-- Start --
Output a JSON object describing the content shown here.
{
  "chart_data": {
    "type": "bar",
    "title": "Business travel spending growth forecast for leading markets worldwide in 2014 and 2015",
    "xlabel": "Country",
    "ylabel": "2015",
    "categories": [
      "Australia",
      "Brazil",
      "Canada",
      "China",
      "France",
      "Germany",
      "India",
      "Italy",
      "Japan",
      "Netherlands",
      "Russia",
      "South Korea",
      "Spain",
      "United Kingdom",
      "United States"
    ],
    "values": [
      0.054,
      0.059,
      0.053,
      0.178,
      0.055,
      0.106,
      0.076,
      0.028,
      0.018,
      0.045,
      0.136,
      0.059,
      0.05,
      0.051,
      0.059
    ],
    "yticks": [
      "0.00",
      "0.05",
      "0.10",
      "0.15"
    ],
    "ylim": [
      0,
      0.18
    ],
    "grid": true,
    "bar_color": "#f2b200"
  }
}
-- End --
Work to do: Write out the data exactly as it stands.

Written response:
Output a JSON object describing the content shown here.
{
  "chart_data": {
    "type": "bar",
    "title": "Business travel spending growth forecast for leading markets worldwide in 2014 and 2015",
    "xlabel": "Country",
    "ylabel": "2015",
    "categories": [
      "Australia",
      "Brazil",
      "Canada",
      "China",
      "France",
      "Germany",
      "India",
      "Italy",
      "Japan",
      "Netherlands",
      "Russia",
      "South Korea",
      "Spain",
      "United Kingdom",
      "United States"
    ],
    "values": [
      0.054,
      0.059,
      0.053,
      0.178,
      0.055,
      0.106,
      0.076,
      0.028,
      0.018,
      0.045,
      0.136,
      0.059,
      0.05,
      0.051,
      0.059
    ],
    "yticks": [
      "0.00",
      "0.05",
      "0.10",
      "0.15"
    ],
    "ylim": [
      0,
      0.18
    ],
    "grid": true,
    "bar_color": "#f2b200"
  }
}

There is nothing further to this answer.